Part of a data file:
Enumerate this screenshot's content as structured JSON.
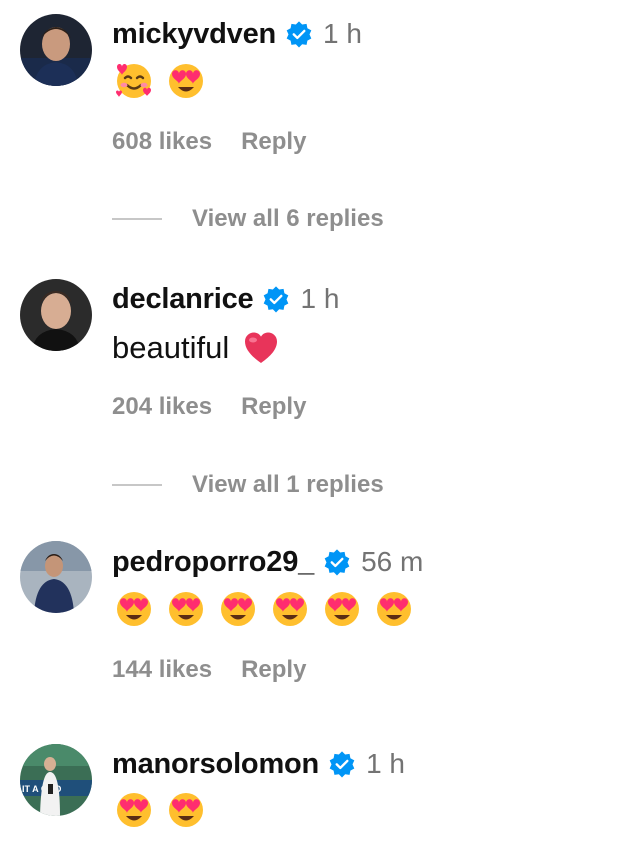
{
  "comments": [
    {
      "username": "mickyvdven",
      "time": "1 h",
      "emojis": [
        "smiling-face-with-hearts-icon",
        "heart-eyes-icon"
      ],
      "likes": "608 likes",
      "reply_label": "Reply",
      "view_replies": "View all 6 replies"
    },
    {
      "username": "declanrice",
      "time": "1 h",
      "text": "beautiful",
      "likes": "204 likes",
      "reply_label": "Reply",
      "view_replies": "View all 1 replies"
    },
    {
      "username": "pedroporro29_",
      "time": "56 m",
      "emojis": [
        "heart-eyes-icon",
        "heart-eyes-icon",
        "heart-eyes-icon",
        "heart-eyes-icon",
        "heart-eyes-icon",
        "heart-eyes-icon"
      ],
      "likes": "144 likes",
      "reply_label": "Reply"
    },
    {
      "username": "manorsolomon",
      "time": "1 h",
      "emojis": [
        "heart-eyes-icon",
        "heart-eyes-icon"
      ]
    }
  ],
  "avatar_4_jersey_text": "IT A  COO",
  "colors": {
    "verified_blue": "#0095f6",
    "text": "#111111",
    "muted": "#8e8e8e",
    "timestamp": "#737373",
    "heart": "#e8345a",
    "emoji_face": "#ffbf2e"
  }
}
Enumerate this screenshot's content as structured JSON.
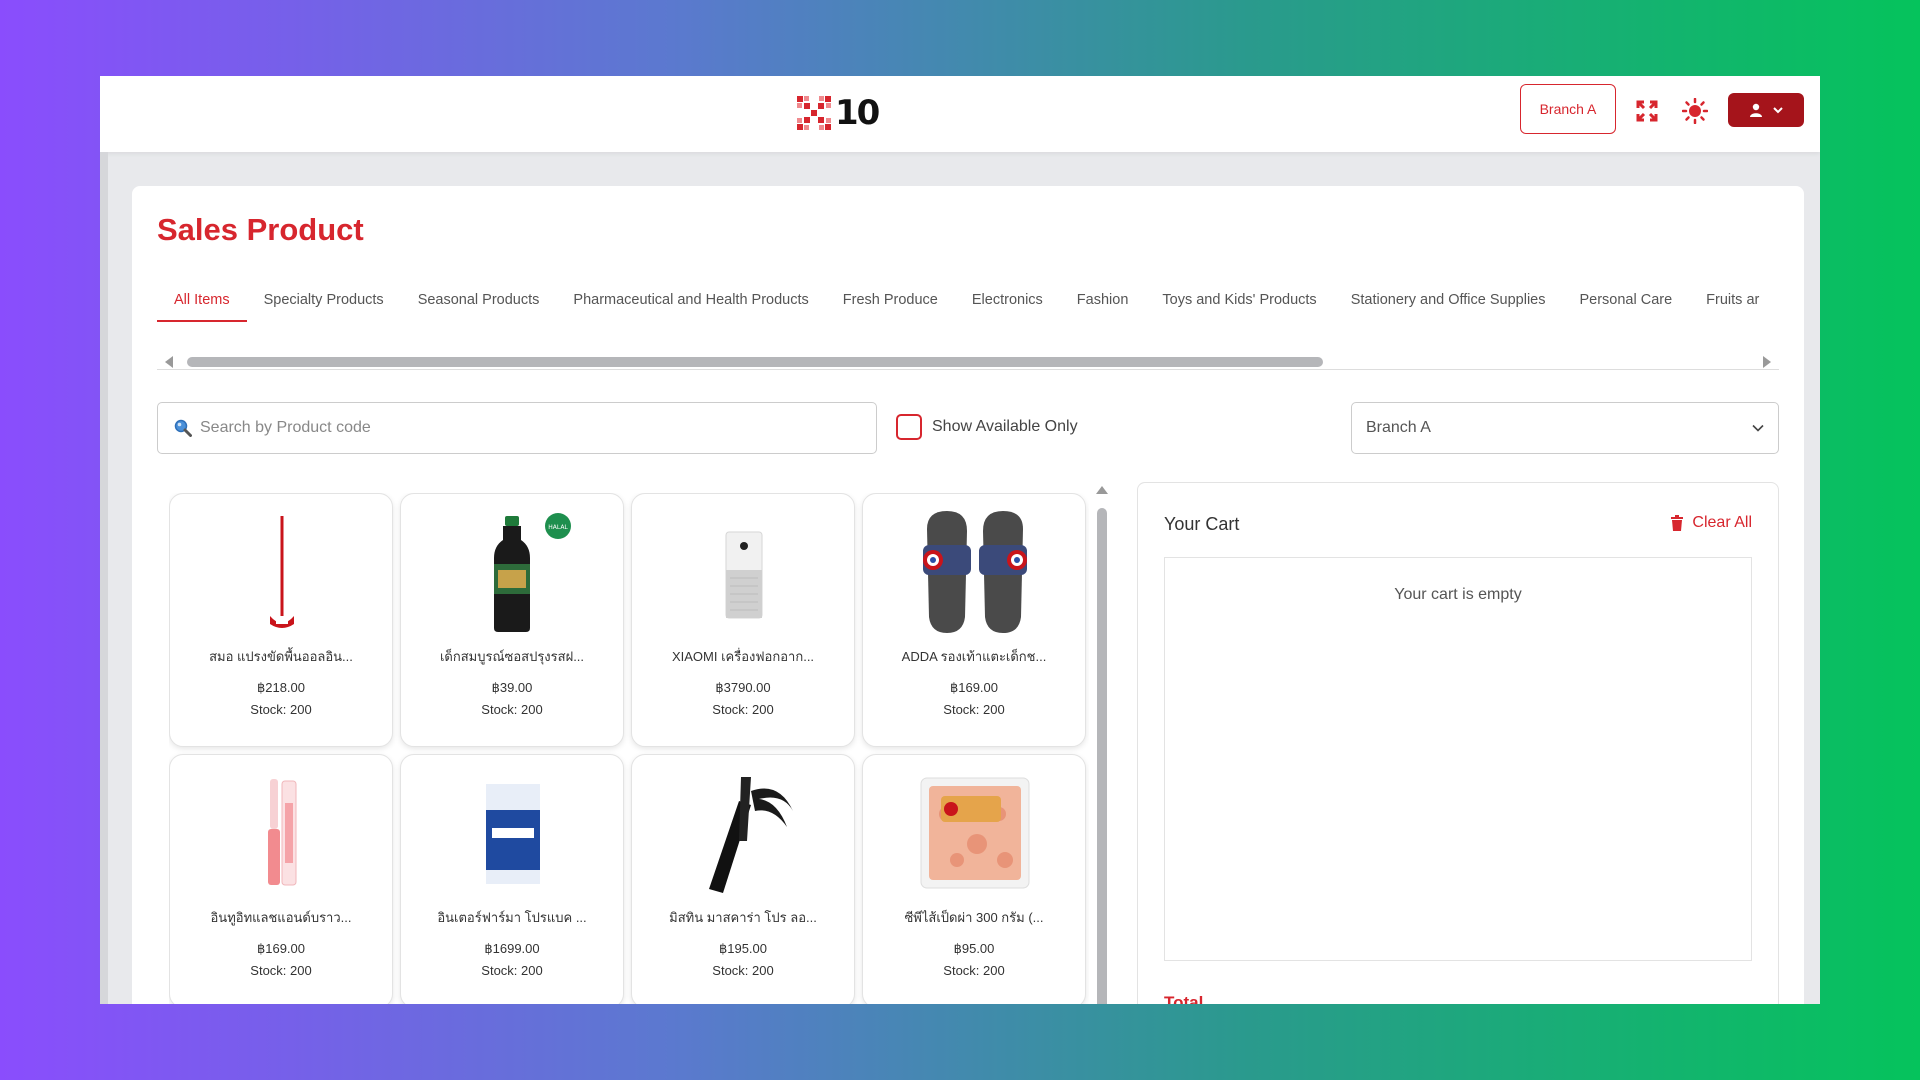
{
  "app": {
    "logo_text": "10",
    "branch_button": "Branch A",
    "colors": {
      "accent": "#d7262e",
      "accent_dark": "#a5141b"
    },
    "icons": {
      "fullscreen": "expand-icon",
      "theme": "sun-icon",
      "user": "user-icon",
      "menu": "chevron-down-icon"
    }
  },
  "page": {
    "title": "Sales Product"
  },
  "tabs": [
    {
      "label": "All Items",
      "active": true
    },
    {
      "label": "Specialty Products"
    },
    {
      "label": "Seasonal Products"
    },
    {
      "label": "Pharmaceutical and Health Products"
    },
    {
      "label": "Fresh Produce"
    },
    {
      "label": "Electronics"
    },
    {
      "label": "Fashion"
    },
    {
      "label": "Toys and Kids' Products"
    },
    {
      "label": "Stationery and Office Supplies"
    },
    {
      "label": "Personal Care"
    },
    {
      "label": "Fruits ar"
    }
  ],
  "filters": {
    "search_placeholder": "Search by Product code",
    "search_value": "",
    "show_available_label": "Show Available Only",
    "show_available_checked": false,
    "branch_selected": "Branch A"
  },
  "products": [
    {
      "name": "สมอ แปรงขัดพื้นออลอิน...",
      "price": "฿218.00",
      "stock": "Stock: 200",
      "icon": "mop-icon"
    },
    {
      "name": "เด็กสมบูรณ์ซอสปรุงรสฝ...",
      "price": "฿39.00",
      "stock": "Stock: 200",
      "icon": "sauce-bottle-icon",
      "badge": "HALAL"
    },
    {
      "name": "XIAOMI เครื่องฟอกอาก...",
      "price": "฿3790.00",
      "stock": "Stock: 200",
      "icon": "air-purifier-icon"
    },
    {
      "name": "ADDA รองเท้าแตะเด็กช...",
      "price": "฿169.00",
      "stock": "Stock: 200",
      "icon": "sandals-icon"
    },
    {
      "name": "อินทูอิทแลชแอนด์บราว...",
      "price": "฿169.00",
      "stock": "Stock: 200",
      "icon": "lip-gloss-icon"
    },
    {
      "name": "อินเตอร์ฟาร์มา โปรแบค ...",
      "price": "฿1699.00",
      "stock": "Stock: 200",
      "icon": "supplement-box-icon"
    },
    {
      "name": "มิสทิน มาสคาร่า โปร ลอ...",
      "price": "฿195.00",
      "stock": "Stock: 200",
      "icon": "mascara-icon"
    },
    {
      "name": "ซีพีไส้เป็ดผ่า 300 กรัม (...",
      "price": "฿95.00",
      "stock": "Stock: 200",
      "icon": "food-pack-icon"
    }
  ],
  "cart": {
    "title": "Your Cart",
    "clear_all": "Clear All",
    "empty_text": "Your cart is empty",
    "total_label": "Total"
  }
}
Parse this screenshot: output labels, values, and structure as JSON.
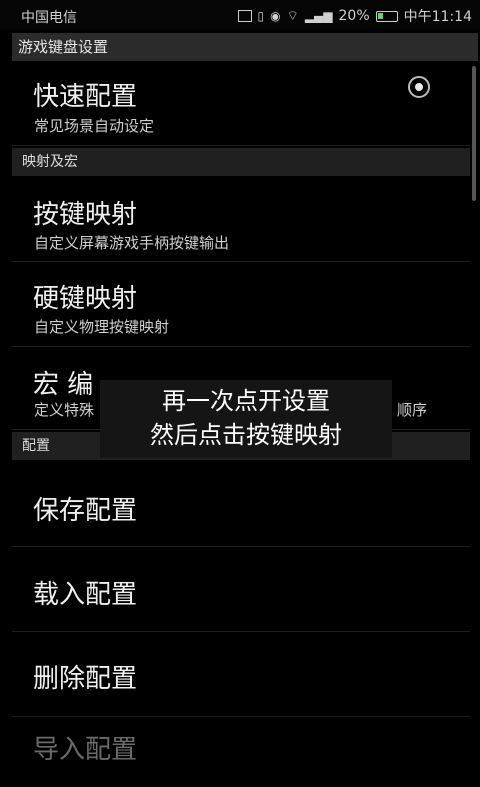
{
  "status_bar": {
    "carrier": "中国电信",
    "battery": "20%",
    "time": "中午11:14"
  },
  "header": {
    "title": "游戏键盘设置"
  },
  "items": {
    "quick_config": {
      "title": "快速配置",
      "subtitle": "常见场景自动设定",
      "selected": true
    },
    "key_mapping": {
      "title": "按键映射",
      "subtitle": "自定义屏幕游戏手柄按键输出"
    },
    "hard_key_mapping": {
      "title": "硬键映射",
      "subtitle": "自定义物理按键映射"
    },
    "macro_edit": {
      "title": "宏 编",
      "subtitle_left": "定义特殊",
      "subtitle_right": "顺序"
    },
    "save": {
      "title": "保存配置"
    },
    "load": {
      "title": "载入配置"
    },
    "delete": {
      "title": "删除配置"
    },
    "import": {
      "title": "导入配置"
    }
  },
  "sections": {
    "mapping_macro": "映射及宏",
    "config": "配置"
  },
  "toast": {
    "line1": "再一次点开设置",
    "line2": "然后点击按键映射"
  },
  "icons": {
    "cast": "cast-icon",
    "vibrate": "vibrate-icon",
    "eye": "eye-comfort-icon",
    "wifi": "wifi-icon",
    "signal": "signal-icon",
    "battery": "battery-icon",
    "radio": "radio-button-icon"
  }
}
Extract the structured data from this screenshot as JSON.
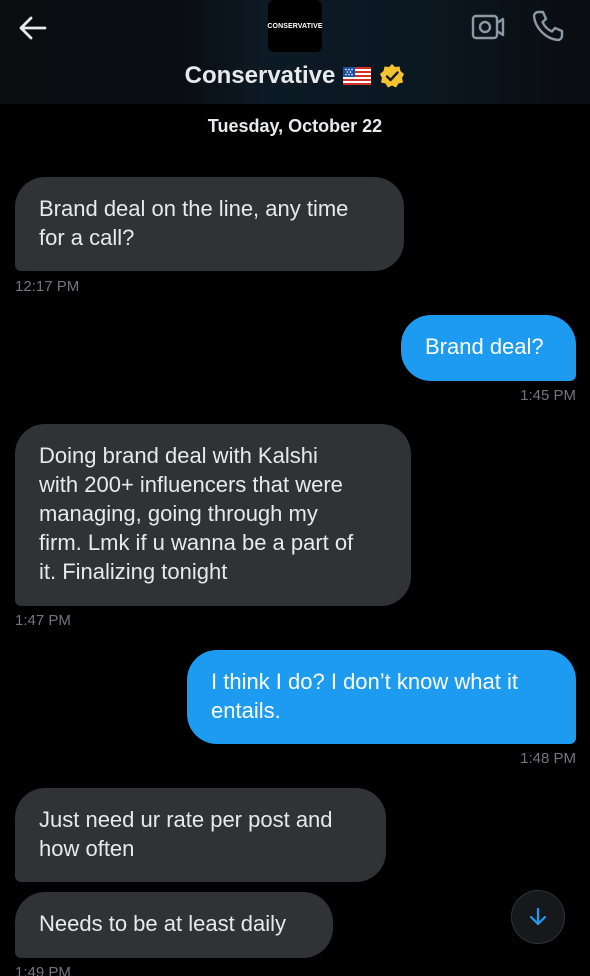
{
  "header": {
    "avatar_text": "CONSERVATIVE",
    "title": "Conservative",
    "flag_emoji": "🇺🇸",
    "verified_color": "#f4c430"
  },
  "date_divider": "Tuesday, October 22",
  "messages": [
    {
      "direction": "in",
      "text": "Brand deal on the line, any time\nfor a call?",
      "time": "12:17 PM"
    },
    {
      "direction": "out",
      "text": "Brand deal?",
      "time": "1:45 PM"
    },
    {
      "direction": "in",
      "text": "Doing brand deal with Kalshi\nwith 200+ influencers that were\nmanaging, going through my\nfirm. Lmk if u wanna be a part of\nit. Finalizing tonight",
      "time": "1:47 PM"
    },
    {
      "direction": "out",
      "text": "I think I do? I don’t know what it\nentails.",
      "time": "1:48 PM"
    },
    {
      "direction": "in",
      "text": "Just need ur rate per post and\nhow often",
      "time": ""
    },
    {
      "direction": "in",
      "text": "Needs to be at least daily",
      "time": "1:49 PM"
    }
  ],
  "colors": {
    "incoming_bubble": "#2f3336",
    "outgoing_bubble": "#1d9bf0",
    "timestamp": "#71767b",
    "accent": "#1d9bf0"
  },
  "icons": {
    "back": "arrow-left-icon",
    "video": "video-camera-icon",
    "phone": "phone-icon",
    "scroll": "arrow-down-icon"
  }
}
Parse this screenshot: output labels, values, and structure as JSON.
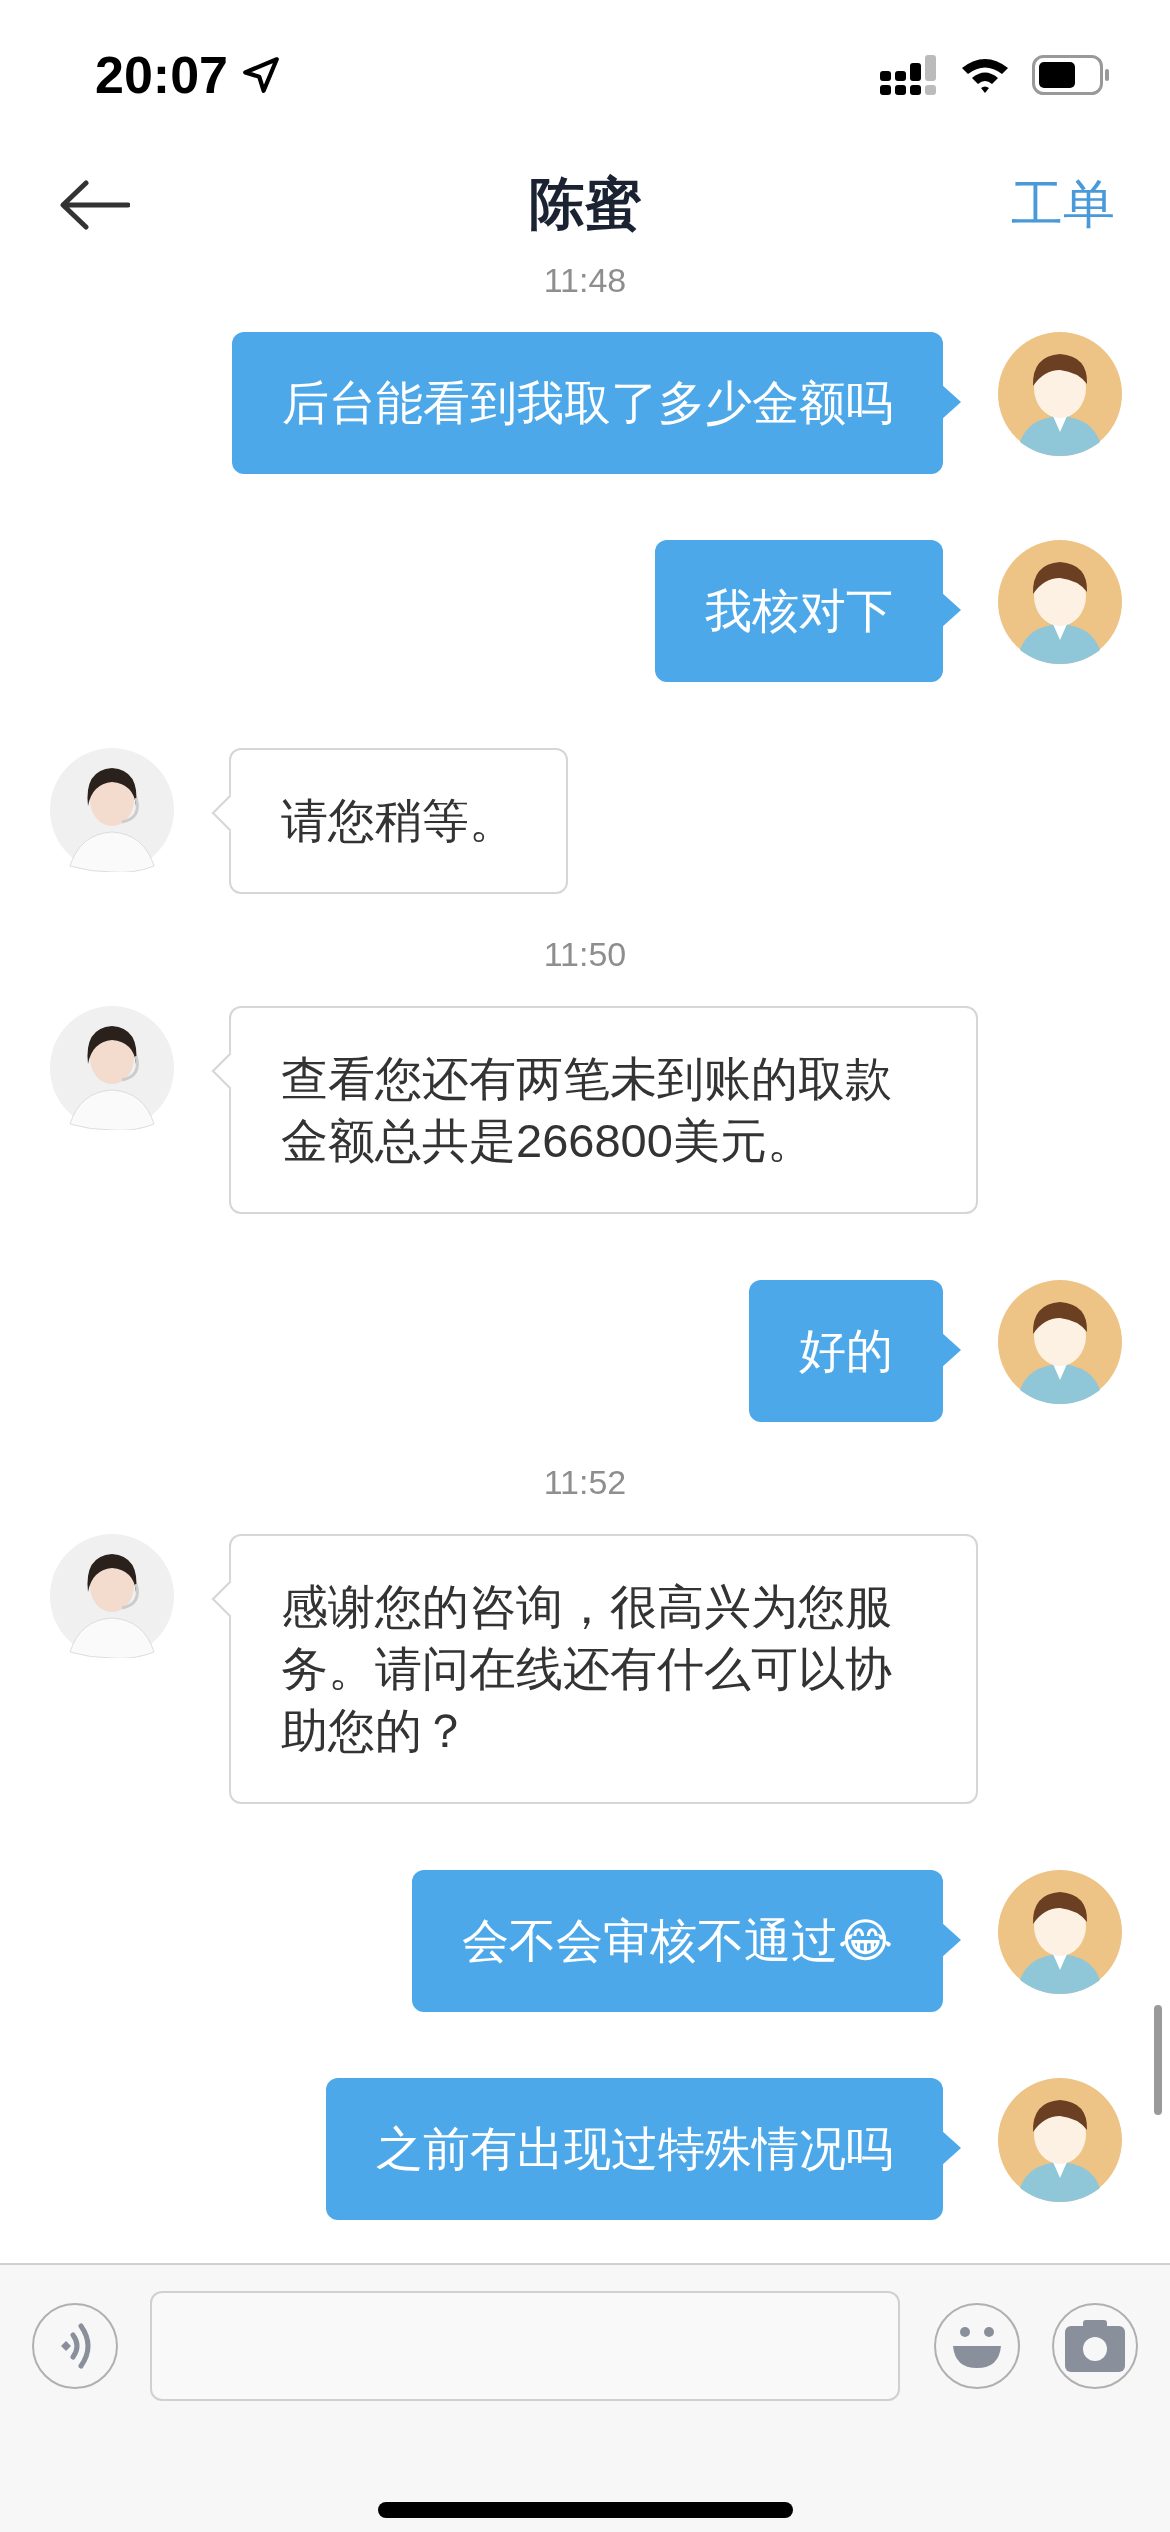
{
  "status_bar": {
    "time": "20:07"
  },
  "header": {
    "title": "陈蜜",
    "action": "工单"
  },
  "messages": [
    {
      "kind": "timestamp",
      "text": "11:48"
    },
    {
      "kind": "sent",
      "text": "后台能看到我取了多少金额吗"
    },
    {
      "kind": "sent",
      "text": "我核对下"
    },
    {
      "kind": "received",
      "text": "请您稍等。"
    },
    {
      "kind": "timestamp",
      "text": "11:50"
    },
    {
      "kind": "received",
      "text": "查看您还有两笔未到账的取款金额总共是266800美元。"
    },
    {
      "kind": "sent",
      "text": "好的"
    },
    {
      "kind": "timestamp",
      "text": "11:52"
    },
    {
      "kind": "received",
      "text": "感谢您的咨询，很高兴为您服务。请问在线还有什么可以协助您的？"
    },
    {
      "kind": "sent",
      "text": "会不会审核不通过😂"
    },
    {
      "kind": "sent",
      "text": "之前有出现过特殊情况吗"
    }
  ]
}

● REQUIRED WORK
For the data above, state only how many lines include the word "likes".

● RESPONSE FOR THIS EXERCISE
3